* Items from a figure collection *
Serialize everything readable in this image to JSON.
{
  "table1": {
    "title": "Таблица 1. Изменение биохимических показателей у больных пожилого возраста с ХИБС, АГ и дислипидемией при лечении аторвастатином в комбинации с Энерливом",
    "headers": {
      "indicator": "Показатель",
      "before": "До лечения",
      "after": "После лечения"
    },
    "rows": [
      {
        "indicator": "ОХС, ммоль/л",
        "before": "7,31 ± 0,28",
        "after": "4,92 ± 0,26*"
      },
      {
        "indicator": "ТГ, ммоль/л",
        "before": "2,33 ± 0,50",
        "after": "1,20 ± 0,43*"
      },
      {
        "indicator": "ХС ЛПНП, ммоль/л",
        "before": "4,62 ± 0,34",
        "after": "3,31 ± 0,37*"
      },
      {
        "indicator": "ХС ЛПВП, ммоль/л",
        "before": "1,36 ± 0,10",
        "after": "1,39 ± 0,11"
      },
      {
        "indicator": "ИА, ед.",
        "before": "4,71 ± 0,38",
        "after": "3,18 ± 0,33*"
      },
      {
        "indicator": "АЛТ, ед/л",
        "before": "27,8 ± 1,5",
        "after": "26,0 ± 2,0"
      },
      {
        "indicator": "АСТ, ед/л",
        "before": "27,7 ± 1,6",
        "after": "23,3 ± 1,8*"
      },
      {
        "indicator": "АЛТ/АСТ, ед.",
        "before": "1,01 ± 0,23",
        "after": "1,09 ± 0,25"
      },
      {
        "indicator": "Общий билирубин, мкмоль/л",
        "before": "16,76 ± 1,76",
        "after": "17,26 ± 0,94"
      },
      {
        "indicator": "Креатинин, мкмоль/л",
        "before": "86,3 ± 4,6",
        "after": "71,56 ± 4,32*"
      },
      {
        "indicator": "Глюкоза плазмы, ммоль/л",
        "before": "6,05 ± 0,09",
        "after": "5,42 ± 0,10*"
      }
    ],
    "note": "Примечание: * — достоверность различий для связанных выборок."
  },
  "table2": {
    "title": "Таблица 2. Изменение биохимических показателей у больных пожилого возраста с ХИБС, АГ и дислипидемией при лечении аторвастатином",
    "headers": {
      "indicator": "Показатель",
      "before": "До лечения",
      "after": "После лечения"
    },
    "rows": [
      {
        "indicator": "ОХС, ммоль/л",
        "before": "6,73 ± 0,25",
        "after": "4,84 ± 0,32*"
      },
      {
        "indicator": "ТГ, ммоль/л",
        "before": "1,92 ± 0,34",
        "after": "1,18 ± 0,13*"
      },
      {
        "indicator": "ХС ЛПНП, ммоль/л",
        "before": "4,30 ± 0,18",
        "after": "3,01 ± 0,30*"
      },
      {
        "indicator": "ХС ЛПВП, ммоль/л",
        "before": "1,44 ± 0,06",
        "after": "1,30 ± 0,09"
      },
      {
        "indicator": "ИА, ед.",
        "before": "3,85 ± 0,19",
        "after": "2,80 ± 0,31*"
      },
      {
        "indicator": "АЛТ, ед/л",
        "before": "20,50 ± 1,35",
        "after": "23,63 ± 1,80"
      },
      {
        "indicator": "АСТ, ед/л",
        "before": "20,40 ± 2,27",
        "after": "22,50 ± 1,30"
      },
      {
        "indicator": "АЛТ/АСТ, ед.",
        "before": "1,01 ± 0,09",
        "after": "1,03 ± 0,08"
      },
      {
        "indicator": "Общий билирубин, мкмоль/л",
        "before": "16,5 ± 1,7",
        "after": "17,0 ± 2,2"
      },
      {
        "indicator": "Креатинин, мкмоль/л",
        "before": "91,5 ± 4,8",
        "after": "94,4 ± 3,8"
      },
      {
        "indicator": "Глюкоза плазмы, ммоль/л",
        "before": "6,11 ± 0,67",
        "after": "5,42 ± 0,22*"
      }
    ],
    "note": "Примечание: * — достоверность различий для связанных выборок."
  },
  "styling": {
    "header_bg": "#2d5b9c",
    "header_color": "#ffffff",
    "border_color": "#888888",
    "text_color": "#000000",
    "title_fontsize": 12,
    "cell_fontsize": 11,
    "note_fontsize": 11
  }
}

* EXERCISE INSTRUCTIONS *
Collect each line of the entries that has the word "дислипидемией", copying it in full.

* WRITTEN RESPONSE *
    "title": "Таблица 1. Изменение биохимических показателей у больных пожилого возраста с ХИБС, АГ и дислипидемией при лечении аторвастатином в комбинации с Энерливом",
    "title": "Таблица 2. Изменение биохимических показателей у больных пожилого возраста с ХИБС, АГ и дислипидемией при лечении аторвастатином",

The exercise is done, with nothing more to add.